**INFORMATION PROVIDED:**
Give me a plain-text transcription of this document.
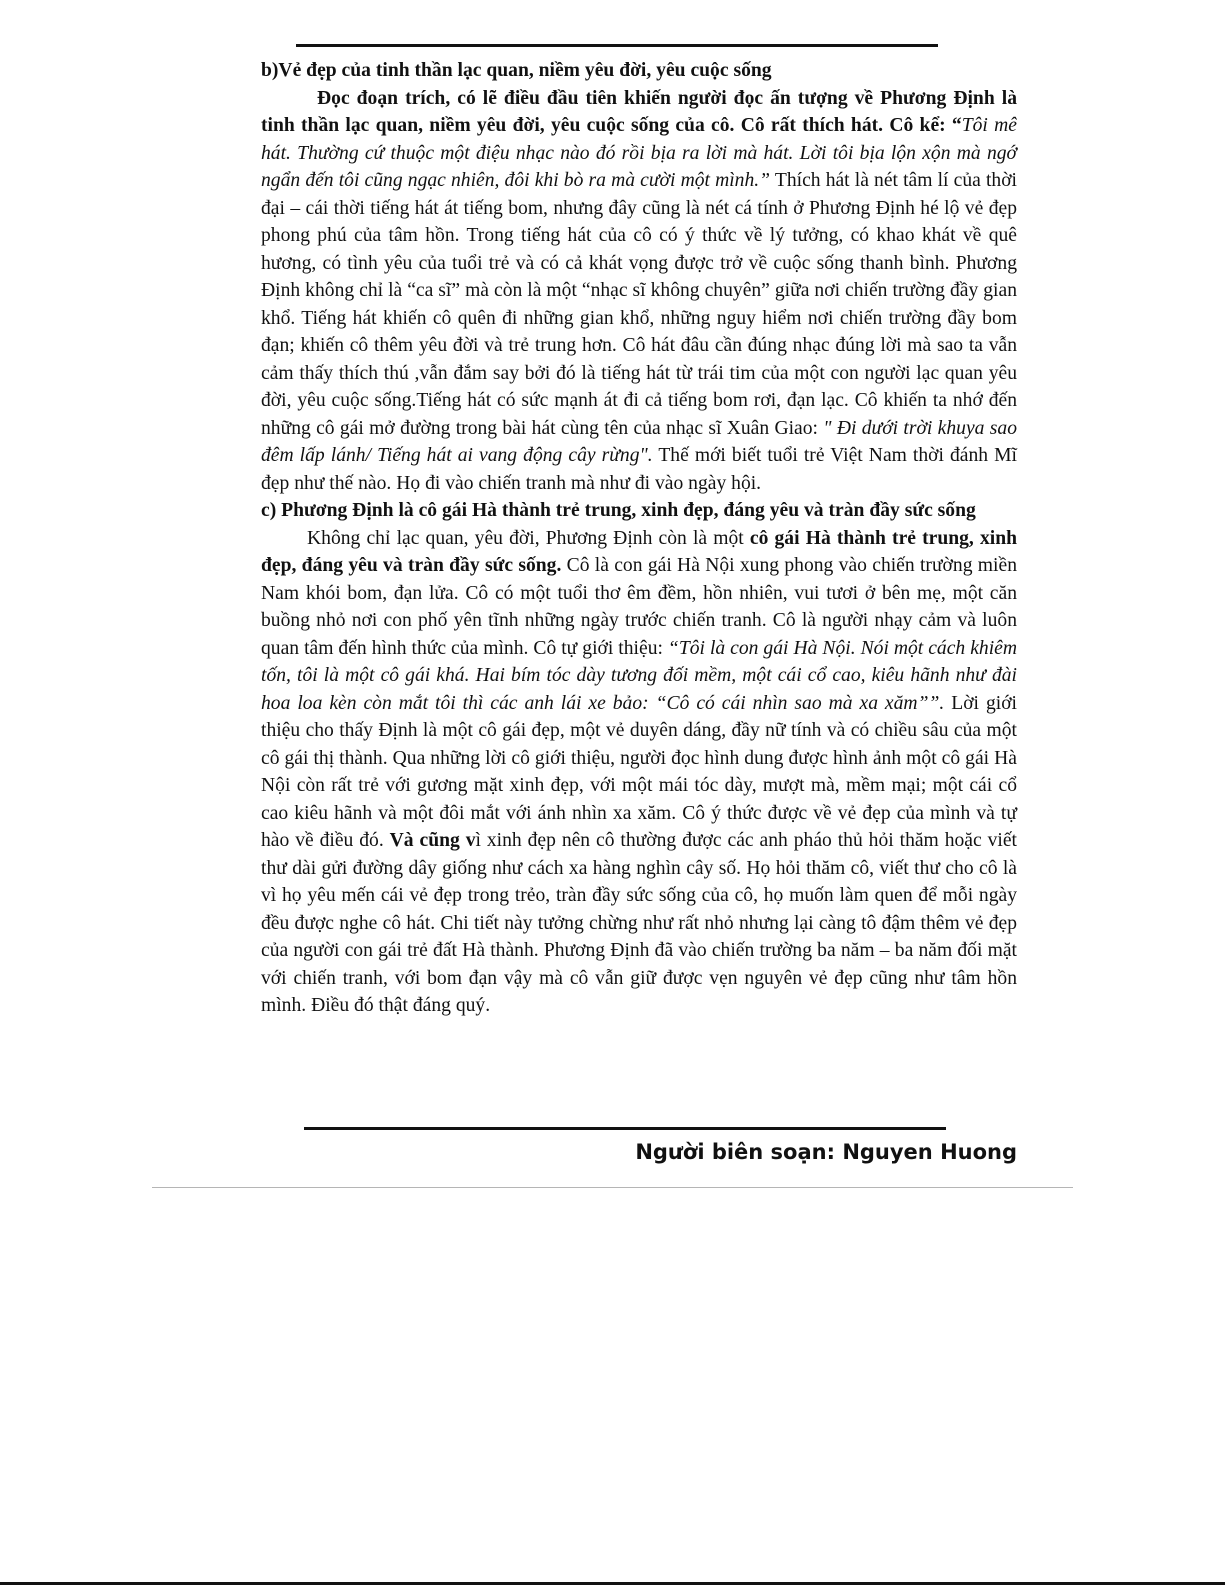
b)Vẻ đẹp của tinh thần lạc quan, niềm yêu đời, yêu cuộc sống

Đọc đoạn trích, có lẽ điều đầu tiên khiến người đọc ấn tượng về Phương Định là tinh thần lạc quan, niềm yêu đời, yêu cuộc sống của cô. Cô rất thích hát. Cô kể: “Tôi mê hát. Thường cứ thuộc một điệu nhạc nào đó rồi bịa ra lời mà hát. Lời tôi bịa lộn xộn mà ngớ ngẩn đến tôi cũng ngạc nhiên, đôi khi bò ra mà cười một mình.” Thích hát là nét tâm lí của thời đại – cái thời tiếng hát át tiếng bom, nhưng đây cũng là nét cá tính ở Phương Định hé lộ vẻ đẹp phong phú của tâm hồn. Trong tiếng hát của cô có ý thức về lý tưởng, có khao khát về quê hương, có tình yêu của tuổi trẻ và có cả khát vọng được trở về cuộc sống thanh bình. Phương Định không chỉ là “ca sĩ” mà còn là một “nhạc sĩ không chuyên” giữa nơi chiến trường đầy gian khổ. Tiếng hát khiến cô quên đi những gian khổ, những nguy hiểm nơi chiến trường đầy bom đạn; khiến cô thêm yêu đời và trẻ trung hơn. Cô hát đâu cần đúng nhạc đúng lời mà sao ta vẫn cảm thấy thích thú ,vẫn đắm say bởi đó là tiếng hát từ trái tim của một con người lạc quan yêu đời, yêu cuộc sống.Tiếng hát có sức mạnh át đi cả tiếng bom rơi, đạn lạc. Cô khiến ta nhớ đến những cô gái mở đường trong bài hát cùng tên của nhạc sĩ Xuân Giao: " Đi dưới trời khuya sao đêm lấp lánh/ Tiếng hát ai vang động cây rừng". Thế mới biết tuổi trẻ Việt Nam thời đánh Mĩ đẹp như thế nào. Họ đi vào chiến tranh mà như đi vào ngày hội.

c) Phương Định là cô gái Hà thành trẻ trung, xinh đẹp, đáng yêu và tràn đầy sức sống

Không chỉ lạc quan, yêu đời, Phương Định còn là một cô gái Hà thành trẻ trung, xinh đẹp, đáng yêu và tràn đầy sức sống. Cô là con gái Hà Nội xung phong vào chiến trường miền Nam khói bom, đạn lửa. Cô có một tuổi thơ êm đềm, hồn nhiên, vui tươi ở bên mẹ, một căn buồng nhỏ nơi con phố yên tĩnh những ngày trước chiến tranh. Cô là người nhạy cảm và luôn quan tâm đến hình thức của mình. Cô tự giới thiệu: “Tôi là con gái Hà Nội. Nói một cách khiêm tốn, tôi là một cô gái khá. Hai bím tóc dày tương đối mềm, một cái cổ cao, kiêu hãnh như đài hoa loa kèn còn mắt tôi thì các anh lái xe bảo: “Cô có cái nhìn sao mà xa xăm””. Lời giới thiệu cho thấy Định là một cô gái đẹp, một vẻ duyên dáng, đầy nữ tính và có chiều sâu của một cô gái thị thành. Qua những lời cô giới thiệu, người đọc hình dung được hình ảnh một cô gái Hà Nội còn rất trẻ với gương mặt xinh đẹp, với một mái tóc dày, mượt mà, mềm mại; một cái cổ cao kiêu hãnh và một đôi mắt với ánh nhìn xa xăm. Cô ý thức được về vẻ đẹp của mình và tự hào về điều đó. Và cũng vì xinh đẹp nên cô thường được các anh pháo thủ hỏi thăm hoặc viết thư dài gửi đường dây giống như cách xa hàng nghìn cây số. Họ hỏi thăm cô, viết thư cho cô là vì họ yêu mến cái vẻ đẹp trong trẻo, tràn đầy sức sống của cô, họ muốn làm quen để mỗi ngày đều được nghe cô hát. Chi tiết này tưởng chừng như rất nhỏ nhưng lại càng tô đậm thêm vẻ đẹp của người con gái trẻ đất Hà thành. Phương Định đã vào chiến trường ba năm – ba năm đối mặt với chiến tranh, với bom đạn vậy mà cô vẫn giữ được vẹn nguyên vẻ đẹp cũng như tâm hồn mình. Điều đó thật đáng quý.

Người biên soạn: Nguyen Huong
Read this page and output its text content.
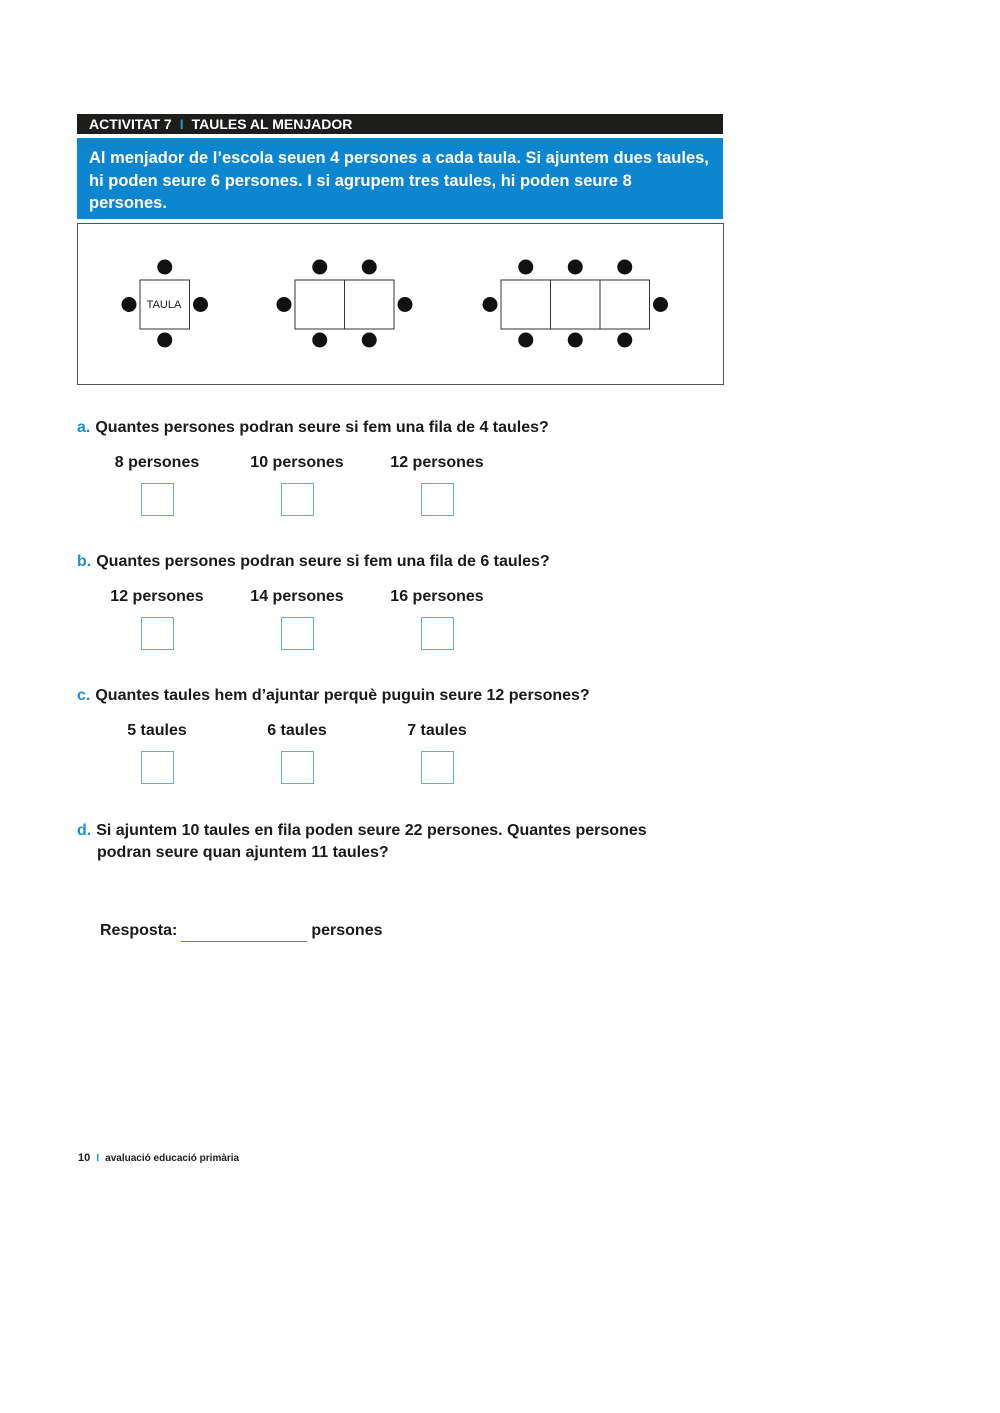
ACTIVITAT 7 I TAULES AL MENJADOR
Al menjador de l’escola seuen 4 persones a cada taula. Si ajuntem dues taules, hi poden seure 6 persones. I si agrupem tres taules, hi poden seure 8 persones.
TAULA
a. Quantes persones podran seure si fem una fila de 4 taules?
8 persones	10 persones	12 persones
b. Quantes persones podran seure si fem una fila de 6 taules?
12 persones	14 persones	16 persones
c. Quantes taules hem d’ajuntar perquè puguin seure 12 persones?
5 taules	6 taules	7 taules
d. Si ajuntem 10 taules en fila poden seure 22 persones. Quantes persones podran seure quan ajuntem 11 taules?
Resposta:	persones
10 I avaluació educació primària
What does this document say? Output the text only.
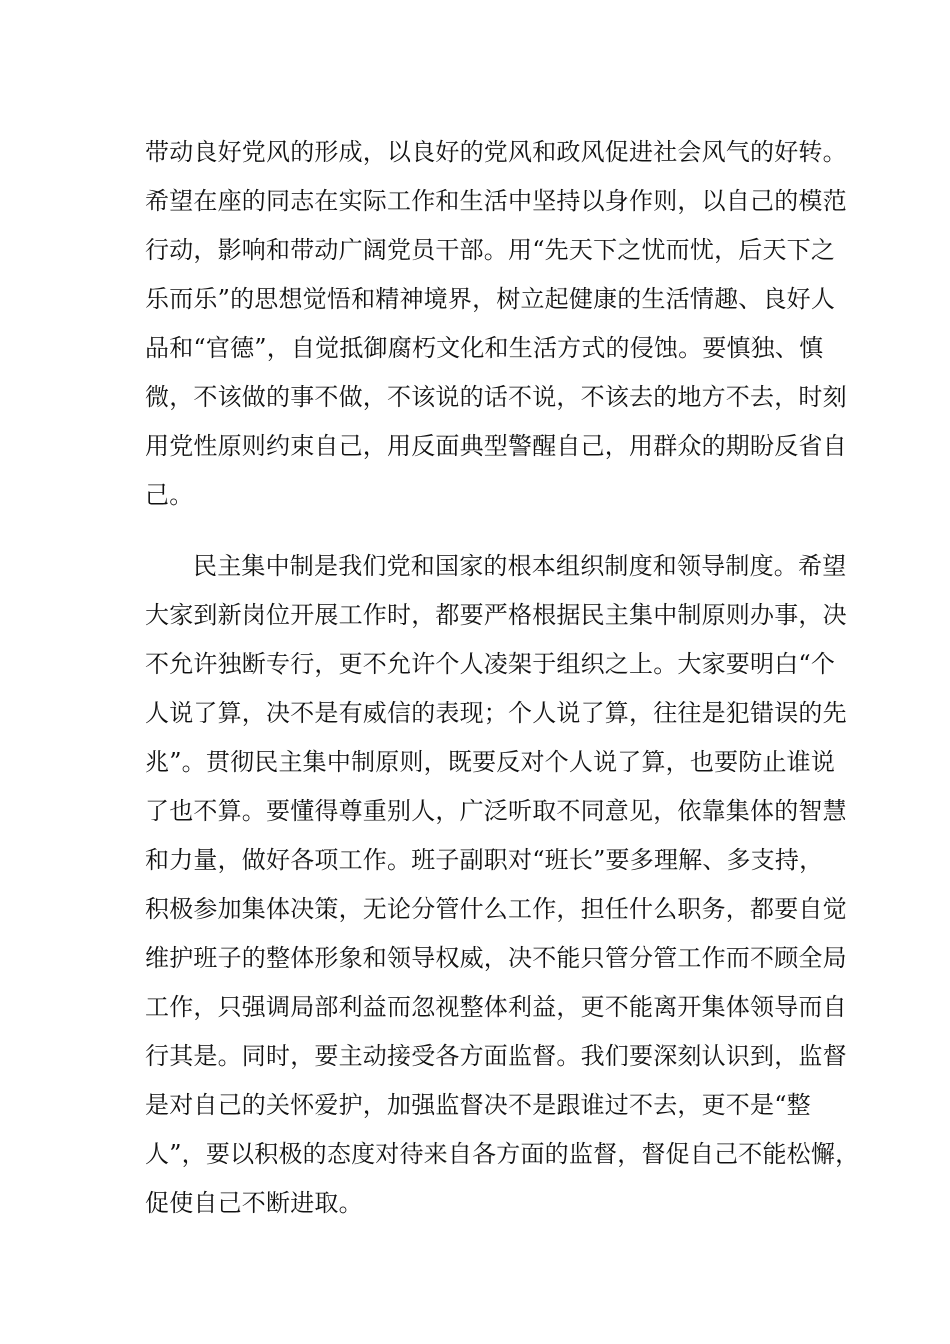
带动良好党风的形成，以良好的党风和政风促进社会风气的好转。
希望在座的同志在实际工作和生活中坚持以身作则，以自己的模范
行动，影响和带动广阔党员干部。用“先天下之忧而忧，后天下之
乐而乐”的思想觉悟和精神境界，树立起健康的生活情趣、良好人
品和“官德”，自觉抵御腐朽文化和生活方式的侵蚀。要慎独、慎
微，不该做的事不做，不该说的话不说，不该去的地方不去，时刻
用党性原则约束自己，用反面典型警醒自己，用群众的期盼反省自
己。
民主集中制是我们党和国家的根本组织制度和领导制度。希望
大家到新岗位开展工作时，都要严格根据民主集中制原则办事，决
不允许独断专行，更不允许个人凌架于组织之上。大家要明白“个
人说了算，决不是有威信的表现；个人说了算，往往是犯错误的先
兆”。贯彻民主集中制原则，既要反对个人说了算，也要防止谁说
了也不算。要懂得尊重别人，广泛听取不同意见，依靠集体的智慧
和力量，做好各项工作。班子副职对“班长”要多理解、多支持，
积极参加集体决策，无论分管什么工作，担任什么职务，都要自觉
维护班子的整体形象和领导权威，决不能只管分管工作而不顾全局
工作，只强调局部利益而忽视整体利益，更不能离开集体领导而自
行其是。同时，要主动接受各方面监督。我们要深刻认识到，监督
是对自己的关怀爱护，加强监督决不是跟谁过不去，更不是“整
人”，要以积极的态度对待来自各方面的监督，督促自己不能松懈，
促使自己不断进取。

**WHAT TO PRODUCE:** The entries above are to be returned exactly, without their pictures.

**RESPONSE TO THE TASK:**
Give me a plain-text transcription of this document.
b)Vẻ đẹp của tinh thần lạc quan, niềm yêu đời, yêu cuộc sống

Đọc đoạn trích, có lẽ điều đầu tiên khiến người đọc ấn tượng về Phương Định là tinh thần lạc quan, niềm yêu đời, yêu cuộc sống của cô. Cô rất thích hát. Cô kể: “Tôi mê hát. Thường cứ thuộc một điệu nhạc nào đó rồi bịa ra lời mà hát. Lời tôi bịa lộn xộn mà ngớ ngẩn đến tôi cũng ngạc nhiên, đôi khi bò ra mà cười một mình.” Thích hát là nét tâm lí của thời đại – cái thời tiếng hát át tiếng bom, nhưng đây cũng là nét cá tính ở Phương Định hé lộ vẻ đẹp phong phú của tâm hồn. Trong tiếng hát của cô có ý thức về lý tưởng, có khao khát về quê hương, có tình yêu của tuổi trẻ và có cả khát vọng được trở về cuộc sống thanh bình. Phương Định không chỉ là “ca sĩ” mà còn là một “nhạc sĩ không chuyên” giữa nơi chiến trường đầy gian khổ. Tiếng hát khiến cô quên đi những gian khổ, những nguy hiểm nơi chiến trường đầy bom đạn; khiến cô thêm yêu đời và trẻ trung hơn. Cô hát đâu cần đúng nhạc đúng lời mà sao ta vẫn cảm thấy thích thú ,vẫn đắm say bởi đó là tiếng hát từ trái tim của một con người lạc quan yêu đời, yêu cuộc sống.Tiếng hát có sức mạnh át đi cả tiếng bom rơi, đạn lạc. Cô khiến ta nhớ đến những cô gái mở đường trong bài hát cùng tên của nhạc sĩ Xuân Giao: " Đi dưới trời khuya sao đêm lấp lánh/ Tiếng hát ai vang động cây rừng". Thế mới biết tuổi trẻ Việt Nam thời đánh Mĩ đẹp như thế nào. Họ đi vào chiến tranh mà như đi vào ngày hội.

c) Phương Định là cô gái Hà thành trẻ trung, xinh đẹp, đáng yêu và tràn đầy sức sống

Không chỉ lạc quan, yêu đời, Phương Định còn là một cô gái Hà thành trẻ trung, xinh đẹp, đáng yêu và tràn đầy sức sống. Cô là con gái Hà Nội xung phong vào chiến trường miền Nam khói bom, đạn lửa. Cô có một tuổi thơ êm đềm, hồn nhiên, vui tươi ở bên mẹ, một căn buồng nhỏ nơi con phố yên tĩnh những ngày trước chiến tranh. Cô là người nhạy cảm và luôn quan tâm đến hình thức của mình. Cô tự giới thiệu: “Tôi là con gái Hà Nội. Nói một cách khiêm tốn, tôi là một cô gái khá. Hai bím tóc dày tương đối mềm, một cái cổ cao, kiêu hãnh như đài hoa loa kèn còn mắt tôi thì các anh lái xe bảo: “Cô có cái nhìn sao mà xa xăm””. Lời giới thiệu cho thấy Định là một cô gái đẹp, một vẻ duyên dáng, đầy nữ tính và có chiều sâu của một cô gái thị thành. Qua những lời cô giới thiệu, người đọc hình dung được hình ảnh một cô gái Hà Nội còn rất trẻ với gương mặt xinh đẹp, với một mái tóc dày, mượt mà, mềm mại; một cái cổ cao kiêu hãnh và một đôi mắt với ánh nhìn xa xăm. Cô ý thức được về vẻ đẹp của mình và tự hào về điều đó. Và cũng vì xinh đẹp nên cô thường được các anh pháo thủ hỏi thăm hoặc viết thư dài gửi đường dây giống như cách xa hàng nghìn cây số. Họ hỏi thăm cô, viết thư cho cô là vì họ yêu mến cái vẻ đẹp trong trẻo, tràn đầy sức sống của cô, họ muốn làm quen để mỗi ngày đều được nghe cô hát. Chi tiết này tưởng chừng như rất nhỏ nhưng lại càng tô đậm thêm vẻ đẹp của người con gái trẻ đất Hà thành. Phương Định đã vào chiến trường ba năm – ba năm đối mặt với chiến tranh, với bom đạn vậy mà cô vẫn giữ được vẹn nguyên vẻ đẹp cũng như tâm hồn mình. Điều đó thật đáng quý.

Người biên soạn: Nguyen Huong
Read this page and output its text content.
ACTIVITAT 7 I TAULES AL MENJADOR
Al menjador de l’escola seuen 4 persones a cada taula. Si ajuntem dues taules, hi poden seure 6 persones. I si agrupem tres taules, hi poden seure 8 persones.
TAULA
a. Quantes persones podran seure si fem una fila de 4 taules?
8 persones	10 persones	12 persones
b. Quantes persones podran seure si fem una fila de 6 taules?
12 persones	14 persones	16 persones
c. Quantes taules hem d’ajuntar perquè puguin seure 12 persones?
5 taules	6 taules	7 taules
d. Si ajuntem 10 taules en fila poden seure 22 persones. Quantes persones podran seure quan ajuntem 11 taules?
Resposta:	persones
10 I avaluació educació primària
What does this document say? Output the text only.
带动良好党风的形成，以良好的党风和政风促进社会风气的好转。
希望在座的同志在实际工作和生活中坚持以身作则，以自己的模范
行动，影响和带动广阔党员干部。用“先天下之忧而忧，后天下之
乐而乐”的思想觉悟和精神境界，树立起健康的生活情趣、良好人
品和“官德”，自觉抵御腐朽文化和生活方式的侵蚀。要慎独、慎
微，不该做的事不做，不该说的话不说，不该去的地方不去，时刻
用党性原则约束自己，用反面典型警醒自己，用群众的期盼反省自
己。
民主集中制是我们党和国家的根本组织制度和领导制度。希望
大家到新岗位开展工作时，都要严格根据民主集中制原则办事，决
不允许独断专行，更不允许个人凌架于组织之上。大家要明白“个
人说了算，决不是有威信的表现；个人说了算，往往是犯错误的先
兆”。贯彻民主集中制原则，既要反对个人说了算，也要防止谁说
了也不算。要懂得尊重别人，广泛听取不同意见，依靠集体的智慧
和力量，做好各项工作。班子副职对“班长”要多理解、多支持，
积极参加集体决策，无论分管什么工作，担任什么职务，都要自觉
维护班子的整体形象和领导权威，决不能只管分管工作而不顾全局
工作，只强调局部利益而忽视整体利益，更不能离开集体领导而自
行其是。同时，要主动接受各方面监督。我们要深刻认识到，监督
是对自己的关怀爱护，加强监督决不是跟谁过不去，更不是“整
人”，要以积极的态度对待来自各方面的监督，督促自己不能松懈，
促使自己不断进取。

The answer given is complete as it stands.